## What to produce
Output every entry exactly, from the first line to the last.

[BEGIN Records to process]

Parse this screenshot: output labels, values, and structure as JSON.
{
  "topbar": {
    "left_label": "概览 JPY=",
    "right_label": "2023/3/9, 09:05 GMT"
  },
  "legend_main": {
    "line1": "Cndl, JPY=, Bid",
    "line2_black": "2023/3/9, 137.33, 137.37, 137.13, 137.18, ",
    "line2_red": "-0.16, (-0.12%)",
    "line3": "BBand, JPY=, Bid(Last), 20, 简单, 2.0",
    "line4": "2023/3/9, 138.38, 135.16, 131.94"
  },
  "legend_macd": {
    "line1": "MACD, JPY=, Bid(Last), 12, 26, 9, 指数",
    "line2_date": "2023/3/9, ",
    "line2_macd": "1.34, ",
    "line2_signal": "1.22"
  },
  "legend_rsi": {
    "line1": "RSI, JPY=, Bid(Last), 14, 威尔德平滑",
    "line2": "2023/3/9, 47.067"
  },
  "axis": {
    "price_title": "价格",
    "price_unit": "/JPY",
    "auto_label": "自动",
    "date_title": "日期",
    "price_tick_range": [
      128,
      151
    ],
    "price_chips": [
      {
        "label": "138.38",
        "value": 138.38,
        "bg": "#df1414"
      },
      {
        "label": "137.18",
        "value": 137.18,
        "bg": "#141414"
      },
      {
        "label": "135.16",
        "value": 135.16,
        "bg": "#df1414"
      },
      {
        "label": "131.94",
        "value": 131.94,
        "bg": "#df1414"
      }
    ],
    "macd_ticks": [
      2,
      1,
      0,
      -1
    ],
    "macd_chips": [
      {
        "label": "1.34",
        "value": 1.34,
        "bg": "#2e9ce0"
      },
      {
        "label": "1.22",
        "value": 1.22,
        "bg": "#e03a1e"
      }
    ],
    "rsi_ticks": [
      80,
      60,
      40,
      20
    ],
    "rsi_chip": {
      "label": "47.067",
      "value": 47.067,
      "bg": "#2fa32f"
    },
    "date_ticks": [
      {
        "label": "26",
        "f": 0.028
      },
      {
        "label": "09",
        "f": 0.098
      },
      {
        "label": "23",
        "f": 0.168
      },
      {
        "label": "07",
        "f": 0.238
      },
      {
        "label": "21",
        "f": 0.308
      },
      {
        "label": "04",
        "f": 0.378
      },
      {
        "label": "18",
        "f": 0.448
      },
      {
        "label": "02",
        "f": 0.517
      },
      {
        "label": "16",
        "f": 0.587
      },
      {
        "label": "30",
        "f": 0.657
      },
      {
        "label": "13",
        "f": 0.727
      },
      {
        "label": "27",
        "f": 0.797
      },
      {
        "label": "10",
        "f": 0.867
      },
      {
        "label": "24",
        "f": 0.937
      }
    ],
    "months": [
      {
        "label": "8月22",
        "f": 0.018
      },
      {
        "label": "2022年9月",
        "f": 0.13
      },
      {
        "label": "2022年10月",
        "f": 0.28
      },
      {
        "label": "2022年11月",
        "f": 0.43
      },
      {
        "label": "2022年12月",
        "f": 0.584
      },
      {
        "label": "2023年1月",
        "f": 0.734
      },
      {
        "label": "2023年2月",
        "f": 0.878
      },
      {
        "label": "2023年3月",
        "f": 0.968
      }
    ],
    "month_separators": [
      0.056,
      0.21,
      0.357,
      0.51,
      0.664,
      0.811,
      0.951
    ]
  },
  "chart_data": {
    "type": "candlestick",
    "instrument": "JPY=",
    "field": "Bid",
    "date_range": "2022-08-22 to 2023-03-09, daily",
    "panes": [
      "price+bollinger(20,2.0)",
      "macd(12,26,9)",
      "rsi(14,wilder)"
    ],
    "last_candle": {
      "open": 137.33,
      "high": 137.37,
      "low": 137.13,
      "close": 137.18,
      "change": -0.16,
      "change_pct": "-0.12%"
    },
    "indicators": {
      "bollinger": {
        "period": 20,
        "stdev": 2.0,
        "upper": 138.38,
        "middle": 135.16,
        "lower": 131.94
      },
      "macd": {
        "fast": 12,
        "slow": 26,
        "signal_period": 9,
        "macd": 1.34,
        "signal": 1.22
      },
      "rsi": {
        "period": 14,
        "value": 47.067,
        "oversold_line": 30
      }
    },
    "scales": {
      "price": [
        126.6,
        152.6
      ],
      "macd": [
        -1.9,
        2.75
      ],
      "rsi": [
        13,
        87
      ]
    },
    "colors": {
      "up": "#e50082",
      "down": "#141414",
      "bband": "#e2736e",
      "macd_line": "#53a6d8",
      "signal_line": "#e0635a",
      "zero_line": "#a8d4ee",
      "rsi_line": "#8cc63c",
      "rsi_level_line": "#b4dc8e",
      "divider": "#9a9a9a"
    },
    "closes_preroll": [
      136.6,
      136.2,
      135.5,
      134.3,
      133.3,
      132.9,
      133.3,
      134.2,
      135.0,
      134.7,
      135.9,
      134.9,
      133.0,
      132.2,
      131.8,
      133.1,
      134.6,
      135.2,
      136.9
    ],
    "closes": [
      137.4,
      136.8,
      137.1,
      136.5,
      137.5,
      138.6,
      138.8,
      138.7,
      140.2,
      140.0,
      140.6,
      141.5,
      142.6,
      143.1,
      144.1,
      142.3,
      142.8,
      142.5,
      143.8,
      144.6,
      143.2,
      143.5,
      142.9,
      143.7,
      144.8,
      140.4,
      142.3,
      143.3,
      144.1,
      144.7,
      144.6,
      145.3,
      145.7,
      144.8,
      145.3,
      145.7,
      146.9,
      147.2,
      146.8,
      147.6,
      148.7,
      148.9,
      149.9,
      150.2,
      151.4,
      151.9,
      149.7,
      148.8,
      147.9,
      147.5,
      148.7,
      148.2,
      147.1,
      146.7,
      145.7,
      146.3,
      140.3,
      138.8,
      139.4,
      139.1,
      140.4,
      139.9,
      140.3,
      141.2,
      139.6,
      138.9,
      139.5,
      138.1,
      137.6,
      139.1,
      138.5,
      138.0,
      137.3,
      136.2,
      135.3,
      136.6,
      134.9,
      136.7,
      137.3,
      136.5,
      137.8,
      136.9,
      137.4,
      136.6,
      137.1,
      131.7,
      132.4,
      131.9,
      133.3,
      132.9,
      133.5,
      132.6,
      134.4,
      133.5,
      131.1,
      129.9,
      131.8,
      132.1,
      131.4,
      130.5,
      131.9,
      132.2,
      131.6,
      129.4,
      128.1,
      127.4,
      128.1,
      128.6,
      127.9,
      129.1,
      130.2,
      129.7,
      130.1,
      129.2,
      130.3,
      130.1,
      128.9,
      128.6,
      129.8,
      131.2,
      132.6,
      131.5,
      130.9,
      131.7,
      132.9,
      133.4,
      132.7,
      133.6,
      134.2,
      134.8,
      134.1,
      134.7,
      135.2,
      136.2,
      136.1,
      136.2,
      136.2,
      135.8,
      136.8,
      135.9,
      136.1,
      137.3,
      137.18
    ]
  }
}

[END Records to process]

## Written solution
Parse this screenshot: output labels, values, and structure as JSON.
{
  "topbar": {
    "left_label": "概览 JPY=",
    "right_label": "2023/3/9, 09:05 GMT"
  },
  "legend_main": {
    "line1": "Cndl, JPY=, Bid",
    "line2_black": "2023/3/9, 137.33, 137.37, 137.13, 137.18, ",
    "line2_red": "-0.16, (-0.12%)",
    "line3": "BBand, JPY=, Bid(Last), 20, 简单, 2.0",
    "line4": "2023/3/9, 138.38, 135.16, 131.94"
  },
  "legend_macd": {
    "line1": "MACD, JPY=, Bid(Last), 12, 26, 9, 指数",
    "line2_date": "2023/3/9, ",
    "line2_macd": "1.34, ",
    "line2_signal": "1.22"
  },
  "legend_rsi": {
    "line1": "RSI, JPY=, Bid(Last), 14, 威尔德平滑",
    "line2": "2023/3/9, 47.067"
  },
  "axis": {
    "price_title": "价格",
    "price_unit": "/JPY",
    "auto_label": "自动",
    "date_title": "日期",
    "price_tick_range": [
      128,
      151
    ],
    "price_chips": [
      {
        "label": "138.38",
        "value": 138.38,
        "bg": "#df1414"
      },
      {
        "label": "137.18",
        "value": 137.18,
        "bg": "#141414"
      },
      {
        "label": "135.16",
        "value": 135.16,
        "bg": "#df1414"
      },
      {
        "label": "131.94",
        "value": 131.94,
        "bg": "#df1414"
      }
    ],
    "macd_ticks": [
      2,
      1,
      0,
      -1
    ],
    "macd_chips": [
      {
        "label": "1.34",
        "value": 1.34,
        "bg": "#2e9ce0"
      },
      {
        "label": "1.22",
        "value": 1.22,
        "bg": "#e03a1e"
      }
    ],
    "rsi_ticks": [
      80,
      60,
      40,
      20
    ],
    "rsi_chip": {
      "label": "47.067",
      "value": 47.067,
      "bg": "#2fa32f"
    },
    "date_ticks": [
      {
        "label": "26",
        "f": 0.028
      },
      {
        "label": "09",
        "f": 0.098
      },
      {
        "label": "23",
        "f": 0.168
      },
      {
        "label": "07",
        "f": 0.238
      },
      {
        "label": "21",
        "f": 0.308
      },
      {
        "label": "04",
        "f": 0.378
      },
      {
        "label": "18",
        "f": 0.448
      },
      {
        "label": "02",
        "f": 0.517
      },
      {
        "label": "16",
        "f": 0.587
      },
      {
        "label": "30",
        "f": 0.657
      },
      {
        "label": "13",
        "f": 0.727
      },
      {
        "label": "27",
        "f": 0.797
      },
      {
        "label": "10",
        "f": 0.867
      },
      {
        "label": "24",
        "f": 0.937
      }
    ],
    "months": [
      {
        "label": "8月22",
        "f": 0.018
      },
      {
        "label": "2022年9月",
        "f": 0.13
      },
      {
        "label": "2022年10月",
        "f": 0.28
      },
      {
        "label": "2022年11月",
        "f": 0.43
      },
      {
        "label": "2022年12月",
        "f": 0.584
      },
      {
        "label": "2023年1月",
        "f": 0.734
      },
      {
        "label": "2023年2月",
        "f": 0.878
      },
      {
        "label": "2023年3月",
        "f": 0.968
      }
    ],
    "month_separators": [
      0.056,
      0.21,
      0.357,
      0.51,
      0.664,
      0.811,
      0.951
    ]
  },
  "chart_data": {
    "type": "candlestick",
    "instrument": "JPY=",
    "field": "Bid",
    "date_range": "2022-08-22 to 2023-03-09, daily",
    "panes": [
      "price+bollinger(20,2.0)",
      "macd(12,26,9)",
      "rsi(14,wilder)"
    ],
    "last_candle": {
      "open": 137.33,
      "high": 137.37,
      "low": 137.13,
      "close": 137.18,
      "change": -0.16,
      "change_pct": "-0.12%"
    },
    "indicators": {
      "bollinger": {
        "period": 20,
        "stdev": 2.0,
        "upper": 138.38,
        "middle": 135.16,
        "lower": 131.94
      },
      "macd": {
        "fast": 12,
        "slow": 26,
        "signal_period": 9,
        "macd": 1.34,
        "signal": 1.22
      },
      "rsi": {
        "period": 14,
        "value": 47.067,
        "oversold_line": 30
      }
    },
    "scales": {
      "price": [
        126.6,
        152.6
      ],
      "macd": [
        -1.9,
        2.75
      ],
      "rsi": [
        13,
        87
      ]
    },
    "colors": {
      "up": "#e50082",
      "down": "#141414",
      "bband": "#e2736e",
      "macd_line": "#53a6d8",
      "signal_line": "#e0635a",
      "zero_line": "#a8d4ee",
      "rsi_line": "#8cc63c",
      "rsi_level_line": "#b4dc8e",
      "divider": "#9a9a9a"
    },
    "closes_preroll": [
      136.6,
      136.2,
      135.5,
      134.3,
      133.3,
      132.9,
      133.3,
      134.2,
      135.0,
      134.7,
      135.9,
      134.9,
      133.0,
      132.2,
      131.8,
      133.1,
      134.6,
      135.2,
      136.9
    ],
    "closes": [
      137.4,
      136.8,
      137.1,
      136.5,
      137.5,
      138.6,
      138.8,
      138.7,
      140.2,
      140.0,
      140.6,
      141.5,
      142.6,
      143.1,
      144.1,
      142.3,
      142.8,
      142.5,
      143.8,
      144.6,
      143.2,
      143.5,
      142.9,
      143.7,
      144.8,
      140.4,
      142.3,
      143.3,
      144.1,
      144.7,
      144.6,
      145.3,
      145.7,
      144.8,
      145.3,
      145.7,
      146.9,
      147.2,
      146.8,
      147.6,
      148.7,
      148.9,
      149.9,
      150.2,
      151.4,
      151.9,
      149.7,
      148.8,
      147.9,
      147.5,
      148.7,
      148.2,
      147.1,
      146.7,
      145.7,
      146.3,
      140.3,
      138.8,
      139.4,
      139.1,
      140.4,
      139.9,
      140.3,
      141.2,
      139.6,
      138.9,
      139.5,
      138.1,
      137.6,
      139.1,
      138.5,
      138.0,
      137.3,
      136.2,
      135.3,
      136.6,
      134.9,
      136.7,
      137.3,
      136.5,
      137.8,
      136.9,
      137.4,
      136.6,
      137.1,
      131.7,
      132.4,
      131.9,
      133.3,
      132.9,
      133.5,
      132.6,
      134.4,
      133.5,
      131.1,
      129.9,
      131.8,
      132.1,
      131.4,
      130.5,
      131.9,
      132.2,
      131.6,
      129.4,
      128.1,
      127.4,
      128.1,
      128.6,
      127.9,
      129.1,
      130.2,
      129.7,
      130.1,
      129.2,
      130.3,
      130.1,
      128.9,
      128.6,
      129.8,
      131.2,
      132.6,
      131.5,
      130.9,
      131.7,
      132.9,
      133.4,
      132.7,
      133.6,
      134.2,
      134.8,
      134.1,
      134.7,
      135.2,
      136.2,
      136.1,
      136.2,
      136.2,
      135.8,
      136.8,
      135.9,
      136.1,
      137.3,
      137.18
    ]
  }
}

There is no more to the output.